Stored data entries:
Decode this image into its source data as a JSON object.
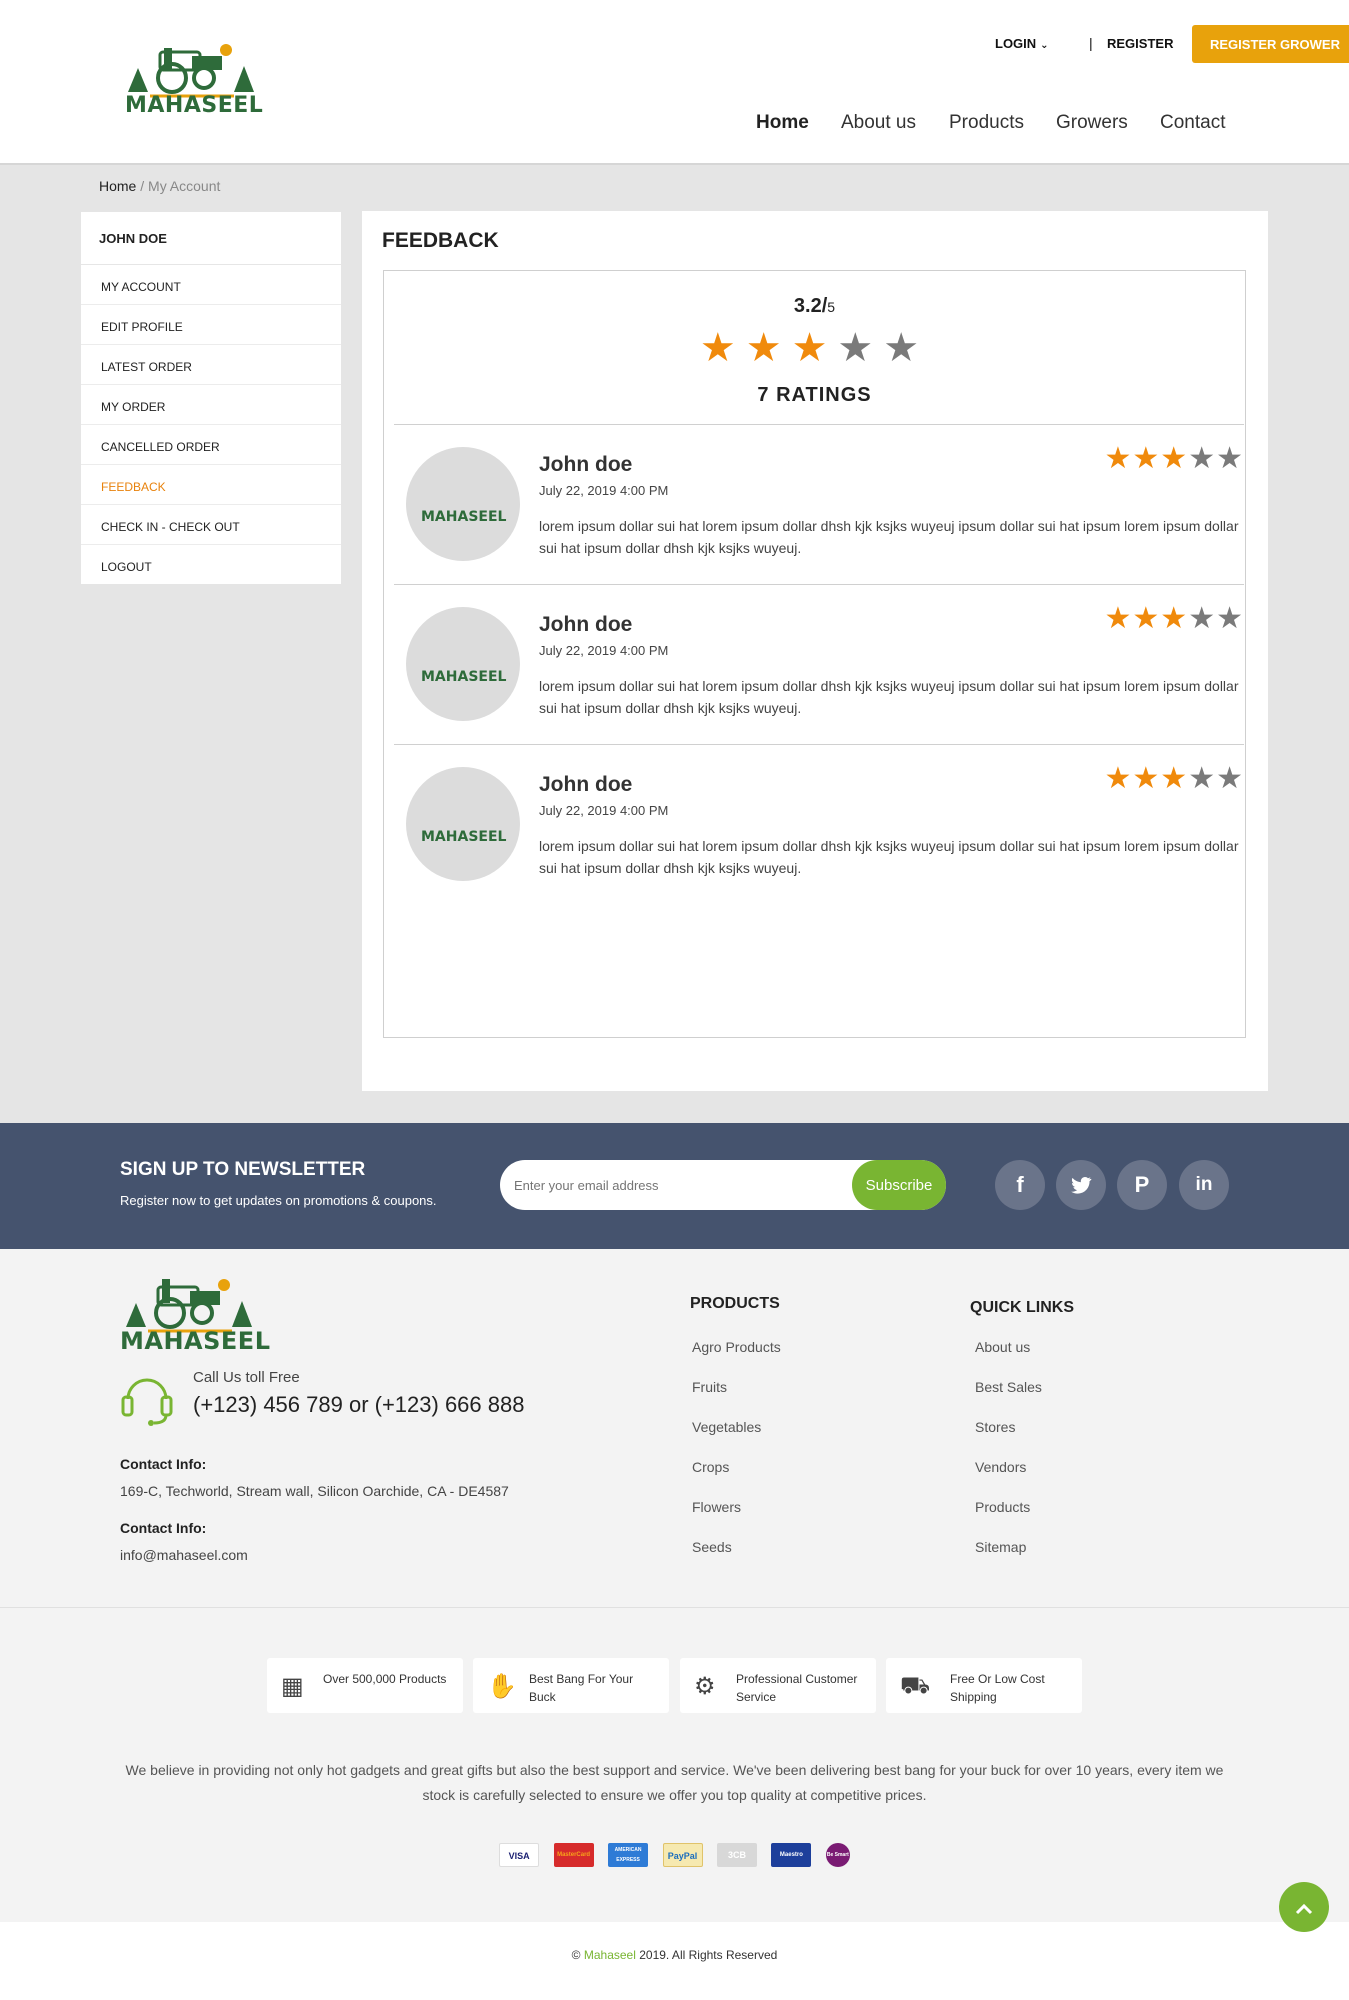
{
  "brand": {
    "name": "MAHASEEL",
    "copyright_prefix": "©",
    "copyright_brand": "Mahaseel",
    "copyright_suffix": "2019. All Rights Reserved"
  },
  "header": {
    "login": "LOGIN",
    "separator": "|",
    "register": "REGISTER",
    "register_grower": "REGISTER GROWER",
    "nav": [
      "Home",
      "About us",
      "Products",
      "Growers",
      "Contact"
    ]
  },
  "breadcrumb": {
    "home": "Home",
    "separator": " / ",
    "current": "My Account"
  },
  "sidebar": {
    "user": "JOHN DOE",
    "items": [
      "MY ACCOUNT",
      "EDIT PROFILE",
      "LATEST ORDER",
      "MY ORDER",
      "CANCELLED ORDER",
      "FEEDBACK",
      "CHECK IN - CHECK OUT",
      "LOGOUT"
    ],
    "active": "FEEDBACK"
  },
  "feedback": {
    "title": "FEEDBACK",
    "score": "3.2/",
    "score_max": "5",
    "rating_stars": 3,
    "ratings_count": "7 RATINGS",
    "reviews": [
      {
        "name": "John doe",
        "date": "July 22, 2019 4:00 PM",
        "stars": 3,
        "text": "lorem ipsum dollar sui hat lorem ipsum dollar dhsh kjk ksjks wuyeuj ipsum dollar sui hat ipsum lorem ipsum dollar sui hat ipsum dollar dhsh kjk ksjks wuyeuj."
      },
      {
        "name": "John doe",
        "date": "July 22, 2019 4:00 PM",
        "stars": 3,
        "text": "lorem ipsum dollar sui hat lorem ipsum dollar dhsh kjk ksjks wuyeuj ipsum dollar sui hat ipsum lorem ipsum dollar sui hat ipsum dollar dhsh kjk ksjks wuyeuj."
      },
      {
        "name": "John doe",
        "date": "July 22, 2019 4:00 PM",
        "stars": 3,
        "text": "lorem ipsum dollar sui hat lorem ipsum dollar dhsh kjk ksjks wuyeuj ipsum dollar sui hat ipsum lorem ipsum dollar sui hat ipsum dollar dhsh kjk ksjks wuyeuj."
      }
    ]
  },
  "newsletter": {
    "title": "SIGN UP TO NEWSLETTER",
    "subtitle": "Register now to get updates on promotions & coupons.",
    "placeholder": "Enter your email address",
    "button": "Subscribe",
    "social": [
      "facebook-icon",
      "twitter-icon",
      "pinterest-icon",
      "linkedin-icon"
    ]
  },
  "footer": {
    "call_label": "Call Us toll Free",
    "call_number": "(+123) 456 789 or (+123) 666 888",
    "contact_label_1": "Contact Info:",
    "address": "169-C, Techworld, Stream wall, Silicon Oarchide, CA - DE4587",
    "contact_label_2": "Contact Info:",
    "email": "info@mahaseel.com",
    "products_title": "PRODUCTS",
    "products": [
      "Agro Products",
      "Fruits",
      "Vegetables",
      "Crops",
      "Flowers",
      "Seeds"
    ],
    "quick_title": "QUICK LINKS",
    "quick_links": [
      "About us",
      "Best Sales",
      "Stores",
      "Vendors",
      "Products",
      "Sitemap"
    ]
  },
  "features": [
    {
      "icon": "products-icon",
      "text": "Over 500,000 Products"
    },
    {
      "icon": "money-bag-icon",
      "text": "Best Bang For Your Buck"
    },
    {
      "icon": "team-icon",
      "text": "Professional Customer Service"
    },
    {
      "icon": "truck-icon",
      "text": "Free Or Low Cost Shipping"
    }
  ],
  "about_text": "We believe in providing not only hot gadgets and great gifts but also the best support and service. We've been delivering best bang for your buck for over 10 years, every item we stock is carefully selected to ensure we offer you top quality at competitive prices.",
  "payment_cards": [
    "VISA",
    "MasterCard",
    "AMERICAN EXPRESS",
    "PayPal",
    "3CB",
    "Maestro",
    "Be Smart"
  ],
  "colors": {
    "accent_orange": "#f08a0c",
    "grower_button": "#e8a20c",
    "green": "#79b532",
    "newsletter_bg": "#45536e"
  }
}
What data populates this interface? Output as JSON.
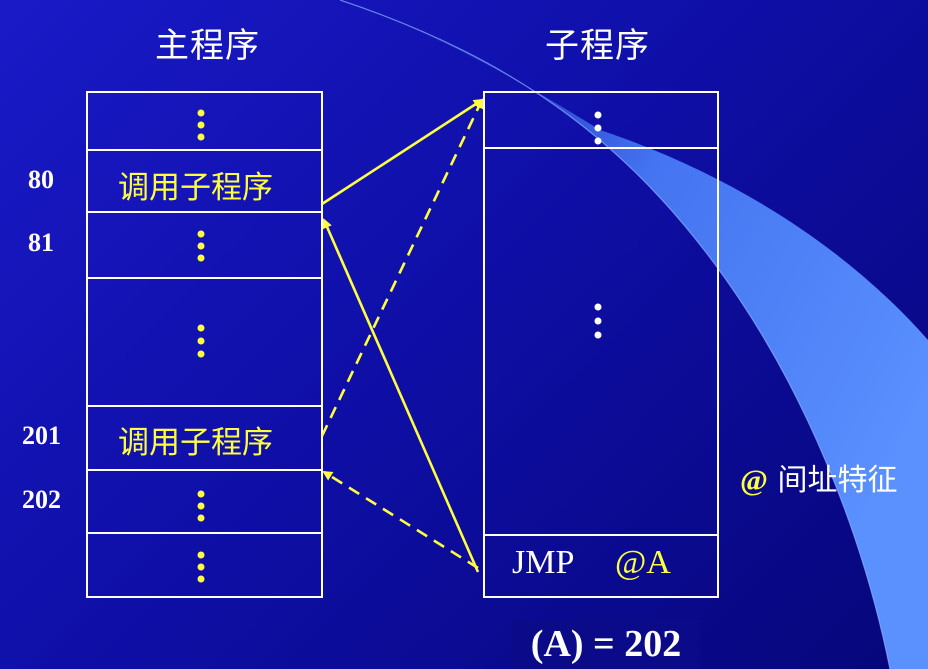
{
  "main_title": "主程序",
  "sub_title": "子程序",
  "addresses": [
    "80",
    "81",
    "201",
    "202"
  ],
  "main_call_1": "调用子程序",
  "main_call_2": "调用子程序",
  "sub_jmp": "JMP",
  "sub_operand": "@A",
  "equation": "(A) = 202",
  "note_symbol": "@",
  "note_text": "间址特征",
  "colors": {
    "background": "#1010b0",
    "box_stroke": "#ffffff",
    "highlight": "#ffff40",
    "wedge": "#4f84ff"
  }
}
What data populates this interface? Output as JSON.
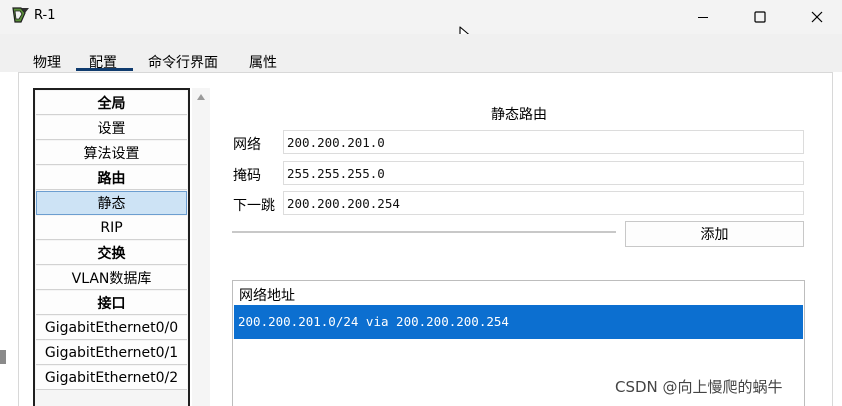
{
  "window": {
    "title": "R-1",
    "controls": {
      "minimize": "minimize-icon",
      "maximize": "maximize-icon",
      "close": "close-icon"
    }
  },
  "tabs": [
    {
      "label": "物理",
      "active": false
    },
    {
      "label": "配置",
      "active": true
    },
    {
      "label": "命令行界面",
      "active": false
    },
    {
      "label": "属性",
      "active": false
    }
  ],
  "nav": {
    "items": [
      {
        "label": "全局",
        "heading": true
      },
      {
        "label": "设置",
        "heading": false
      },
      {
        "label": "算法设置",
        "heading": false
      },
      {
        "label": "路由",
        "heading": true
      },
      {
        "label": "静态",
        "heading": false,
        "selected": true
      },
      {
        "label": "RIP",
        "heading": false
      },
      {
        "label": "交换",
        "heading": true
      },
      {
        "label": "VLAN数据库",
        "heading": false
      },
      {
        "label": "接口",
        "heading": true
      },
      {
        "label": "GigabitEthernet0/0",
        "heading": false
      },
      {
        "label": "GigabitEthernet0/1",
        "heading": false
      },
      {
        "label": "GigabitEthernet0/2",
        "heading": false
      }
    ]
  },
  "static_route": {
    "title": "静态路由",
    "network_label": "网络",
    "network_value": "200.200.201.0",
    "mask_label": "掩码",
    "mask_value": "255.255.255.0",
    "next_hop_label": "下一跳",
    "next_hop_value": "200.200.200.254",
    "add_button": "添加"
  },
  "route_table": {
    "header": "网络地址",
    "rows": [
      "200.200.201.0/24 via 200.200.200.254"
    ]
  },
  "watermark": "CSDN @向上慢爬的蜗牛",
  "colors": {
    "selection": "#0c6fd0",
    "nav_selected": "#cde3f5",
    "tab_underline": "#0f3b6e"
  }
}
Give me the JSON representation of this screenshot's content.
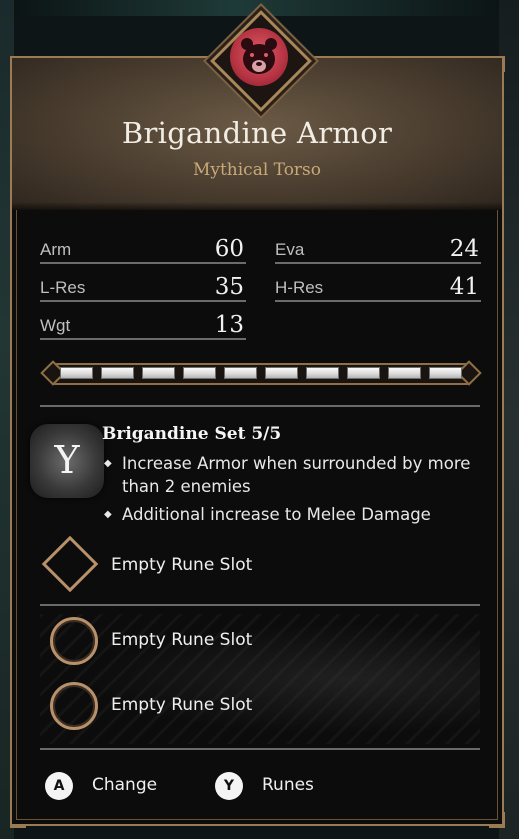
{
  "item": {
    "name": "Brigandine Armor",
    "category": "Mythical Torso",
    "emblem_icon": "bear-head-icon",
    "emblem_color": "#c23a4a"
  },
  "stats": [
    {
      "label": "Arm",
      "value": "60"
    },
    {
      "label": "Eva",
      "value": "24"
    },
    {
      "label": "L-Res",
      "value": "35"
    },
    {
      "label": "H-Res",
      "value": "41"
    },
    {
      "label": "Wgt",
      "value": "13"
    }
  ],
  "upgrade_track": {
    "filled": 10,
    "total": 10
  },
  "set_bonus": {
    "icon": "rune-set-icon",
    "glyph": "Y",
    "title": "Brigandine Set 5/5",
    "bullets": [
      "Increase Armor when surrounded by more than 2 enemies",
      "Additional increase to Melee Damage"
    ]
  },
  "rune_slots": [
    {
      "label": "Empty Rune Slot",
      "shape": "diamond"
    },
    {
      "label": "Empty Rune Slot",
      "shape": "circle"
    },
    {
      "label": "Empty Rune Slot",
      "shape": "circle"
    }
  ],
  "actions": [
    {
      "button": "A",
      "label": "Change"
    },
    {
      "button": "Y",
      "label": "Runes"
    }
  ]
}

*SHORT TASK:*
Repeat each entry exactly as it appears; skip any picture.

*EXERCISE OUTPUT:*
Decode this image into its source data as a JSON object.
{
  "brand": {
    "name": "MAHASEEL",
    "copyright_prefix": "©",
    "copyright_brand": "Mahaseel",
    "copyright_suffix": "2019. All Rights Reserved"
  },
  "header": {
    "login": "LOGIN",
    "separator": "|",
    "register": "REGISTER",
    "register_grower": "REGISTER GROWER",
    "nav": [
      "Home",
      "About us",
      "Products",
      "Growers",
      "Contact"
    ]
  },
  "breadcrumb": {
    "home": "Home",
    "separator": " / ",
    "current": "My Account"
  },
  "sidebar": {
    "user": "JOHN DOE",
    "items": [
      "MY ACCOUNT",
      "EDIT PROFILE",
      "LATEST ORDER",
      "MY ORDER",
      "CANCELLED ORDER",
      "FEEDBACK",
      "CHECK IN - CHECK OUT",
      "LOGOUT"
    ],
    "active": "FEEDBACK"
  },
  "feedback": {
    "title": "FEEDBACK",
    "score": "3.2/",
    "score_max": "5",
    "rating_stars": 3,
    "ratings_count": "7 RATINGS",
    "reviews": [
      {
        "name": "John doe",
        "date": "July 22, 2019 4:00 PM",
        "stars": 3,
        "text": "lorem ipsum dollar sui hat lorem ipsum dollar dhsh kjk ksjks wuyeuj ipsum dollar sui hat ipsum lorem ipsum dollar sui hat ipsum dollar dhsh kjk ksjks wuyeuj."
      },
      {
        "name": "John doe",
        "date": "July 22, 2019 4:00 PM",
        "stars": 3,
        "text": "lorem ipsum dollar sui hat lorem ipsum dollar dhsh kjk ksjks wuyeuj ipsum dollar sui hat ipsum lorem ipsum dollar sui hat ipsum dollar dhsh kjk ksjks wuyeuj."
      },
      {
        "name": "John doe",
        "date": "July 22, 2019 4:00 PM",
        "stars": 3,
        "text": "lorem ipsum dollar sui hat lorem ipsum dollar dhsh kjk ksjks wuyeuj ipsum dollar sui hat ipsum lorem ipsum dollar sui hat ipsum dollar dhsh kjk ksjks wuyeuj."
      }
    ]
  },
  "newsletter": {
    "title": "SIGN UP TO NEWSLETTER",
    "subtitle": "Register now to get updates on promotions & coupons.",
    "placeholder": "Enter your email address",
    "button": "Subscribe",
    "social": [
      "facebook-icon",
      "twitter-icon",
      "pinterest-icon",
      "linkedin-icon"
    ]
  },
  "footer": {
    "call_label": "Call Us toll Free",
    "call_number": "(+123) 456 789 or (+123) 666 888",
    "contact_label_1": "Contact Info:",
    "address": "169-C, Techworld, Stream wall, Silicon Oarchide, CA - DE4587",
    "contact_label_2": "Contact Info:",
    "email": "info@mahaseel.com",
    "products_title": "PRODUCTS",
    "products": [
      "Agro Products",
      "Fruits",
      "Vegetables",
      "Crops",
      "Flowers",
      "Seeds"
    ],
    "quick_title": "QUICK LINKS",
    "quick_links": [
      "About us",
      "Best Sales",
      "Stores",
      "Vendors",
      "Products",
      "Sitemap"
    ]
  },
  "features": [
    {
      "icon": "products-icon",
      "text": "Over 500,000 Products"
    },
    {
      "icon": "money-bag-icon",
      "text": "Best Bang For Your Buck"
    },
    {
      "icon": "team-icon",
      "text": "Professional Customer Service"
    },
    {
      "icon": "truck-icon",
      "text": "Free Or Low Cost Shipping"
    }
  ],
  "about_text": "We believe in providing not only hot gadgets and great gifts but also the best support and service. We've been delivering best bang for your buck for over 10 years, every item we stock is carefully selected to ensure we offer you top quality at competitive prices.",
  "payment_cards": [
    "VISA",
    "MasterCard",
    "AMERICAN EXPRESS",
    "PayPal",
    "3CB",
    "Maestro",
    "Be Smart"
  ],
  "colors": {
    "accent_orange": "#f08a0c",
    "grower_button": "#e8a20c",
    "green": "#79b532",
    "newsletter_bg": "#45536e"
  }
}
What data populates this interface? Output as JSON.
{
  "main_title": "主程序",
  "sub_title": "子程序",
  "addresses": [
    "80",
    "81",
    "201",
    "202"
  ],
  "main_call_1": "调用子程序",
  "main_call_2": "调用子程序",
  "sub_jmp": "JMP",
  "sub_operand": "@A",
  "equation": "(A) = 202",
  "note_symbol": "@",
  "note_text": "间址特征",
  "colors": {
    "background": "#1010b0",
    "box_stroke": "#ffffff",
    "highlight": "#ffff40",
    "wedge": "#4f84ff"
  }
}
What data populates this interface? Output as JSON.
{
  "window": {
    "title": "R-1",
    "controls": {
      "minimize": "minimize-icon",
      "maximize": "maximize-icon",
      "close": "close-icon"
    }
  },
  "tabs": [
    {
      "label": "物理",
      "active": false
    },
    {
      "label": "配置",
      "active": true
    },
    {
      "label": "命令行界面",
      "active": false
    },
    {
      "label": "属性",
      "active": false
    }
  ],
  "nav": {
    "items": [
      {
        "label": "全局",
        "heading": true
      },
      {
        "label": "设置",
        "heading": false
      },
      {
        "label": "算法设置",
        "heading": false
      },
      {
        "label": "路由",
        "heading": true
      },
      {
        "label": "静态",
        "heading": false,
        "selected": true
      },
      {
        "label": "RIP",
        "heading": false
      },
      {
        "label": "交换",
        "heading": true
      },
      {
        "label": "VLAN数据库",
        "heading": false
      },
      {
        "label": "接口",
        "heading": true
      },
      {
        "label": "GigabitEthernet0/0",
        "heading": false
      },
      {
        "label": "GigabitEthernet0/1",
        "heading": false
      },
      {
        "label": "GigabitEthernet0/2",
        "heading": false
      }
    ]
  },
  "static_route": {
    "title": "静态路由",
    "network_label": "网络",
    "network_value": "200.200.201.0",
    "mask_label": "掩码",
    "mask_value": "255.255.255.0",
    "next_hop_label": "下一跳",
    "next_hop_value": "200.200.200.254",
    "add_button": "添加"
  },
  "route_table": {
    "header": "网络地址",
    "rows": [
      "200.200.201.0/24 via 200.200.200.254"
    ]
  },
  "watermark": "CSDN @向上慢爬的蜗牛",
  "colors": {
    "selection": "#0c6fd0",
    "nav_selected": "#cde3f5",
    "tab_underline": "#0f3b6e"
  }
}
Give me the JSON representation of this screenshot's content.
{
  "item": {
    "name": "Brigandine Armor",
    "category": "Mythical Torso",
    "emblem_icon": "bear-head-icon",
    "emblem_color": "#c23a4a"
  },
  "stats": [
    {
      "label": "Arm",
      "value": "60"
    },
    {
      "label": "Eva",
      "value": "24"
    },
    {
      "label": "L-Res",
      "value": "35"
    },
    {
      "label": "H-Res",
      "value": "41"
    },
    {
      "label": "Wgt",
      "value": "13"
    }
  ],
  "upgrade_track": {
    "filled": 10,
    "total": 10
  },
  "set_bonus": {
    "icon": "rune-set-icon",
    "glyph": "Y",
    "title": "Brigandine Set 5/5",
    "bullets": [
      "Increase Armor when surrounded by more than 2 enemies",
      "Additional increase to Melee Damage"
    ]
  },
  "rune_slots": [
    {
      "label": "Empty Rune Slot",
      "shape": "diamond"
    },
    {
      "label": "Empty Rune Slot",
      "shape": "circle"
    },
    {
      "label": "Empty Rune Slot",
      "shape": "circle"
    }
  ],
  "actions": [
    {
      "button": "A",
      "label": "Change"
    },
    {
      "button": "Y",
      "label": "Runes"
    }
  ]
}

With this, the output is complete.